*WHAT IS REQUIRED*
An exact copy of all the data is required, with pictures left out.

*STORED RECORDS*

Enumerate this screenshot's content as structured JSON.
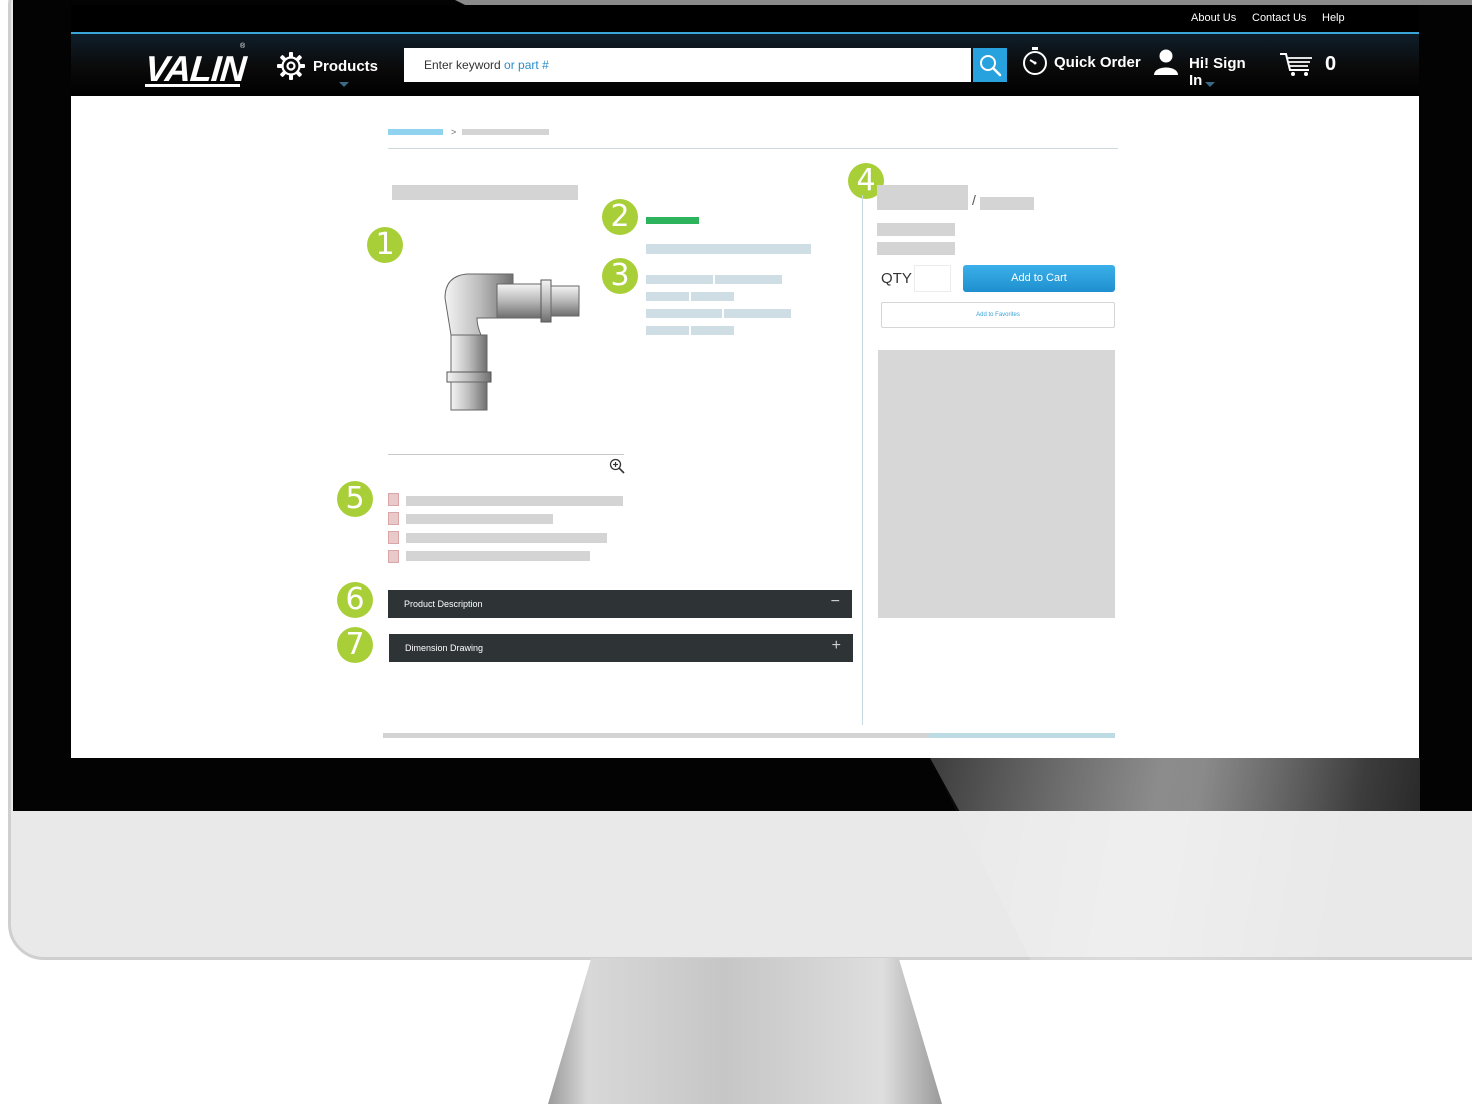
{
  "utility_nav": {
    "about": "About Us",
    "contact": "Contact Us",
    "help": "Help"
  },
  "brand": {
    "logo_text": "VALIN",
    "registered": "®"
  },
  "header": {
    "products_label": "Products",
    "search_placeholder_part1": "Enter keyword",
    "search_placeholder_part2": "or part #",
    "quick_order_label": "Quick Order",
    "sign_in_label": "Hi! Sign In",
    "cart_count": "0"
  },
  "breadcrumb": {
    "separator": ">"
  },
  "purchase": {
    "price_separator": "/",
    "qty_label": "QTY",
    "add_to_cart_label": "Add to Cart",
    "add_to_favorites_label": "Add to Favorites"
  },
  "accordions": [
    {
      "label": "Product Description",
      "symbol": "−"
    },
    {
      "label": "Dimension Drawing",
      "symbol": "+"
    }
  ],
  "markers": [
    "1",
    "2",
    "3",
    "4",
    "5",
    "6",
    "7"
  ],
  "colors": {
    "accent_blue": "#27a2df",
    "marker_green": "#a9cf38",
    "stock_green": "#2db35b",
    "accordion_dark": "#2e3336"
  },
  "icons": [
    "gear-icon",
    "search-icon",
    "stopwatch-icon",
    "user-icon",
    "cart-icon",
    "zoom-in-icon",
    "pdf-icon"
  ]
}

*EXERCISE OUTPUT*
Enumerate this screenshot's content as structured JSON.
{
  "utility_nav": {
    "about": "About Us",
    "contact": "Contact Us",
    "help": "Help"
  },
  "brand": {
    "logo_text": "VALIN",
    "registered": "®"
  },
  "header": {
    "products_label": "Products",
    "search_placeholder_part1": "Enter keyword",
    "search_placeholder_part2": "or part #",
    "quick_order_label": "Quick Order",
    "sign_in_label": "Hi! Sign In",
    "cart_count": "0"
  },
  "breadcrumb": {
    "separator": ">"
  },
  "purchase": {
    "price_separator": "/",
    "qty_label": "QTY",
    "add_to_cart_label": "Add to Cart",
    "add_to_favorites_label": "Add to Favorites"
  },
  "accordions": [
    {
      "label": "Product Description",
      "symbol": "−"
    },
    {
      "label": "Dimension Drawing",
      "symbol": "+"
    }
  ],
  "markers": [
    "1",
    "2",
    "3",
    "4",
    "5",
    "6",
    "7"
  ],
  "colors": {
    "accent_blue": "#27a2df",
    "marker_green": "#a9cf38",
    "stock_green": "#2db35b",
    "accordion_dark": "#2e3336"
  },
  "icons": [
    "gear-icon",
    "search-icon",
    "stopwatch-icon",
    "user-icon",
    "cart-icon",
    "zoom-in-icon",
    "pdf-icon"
  ]
}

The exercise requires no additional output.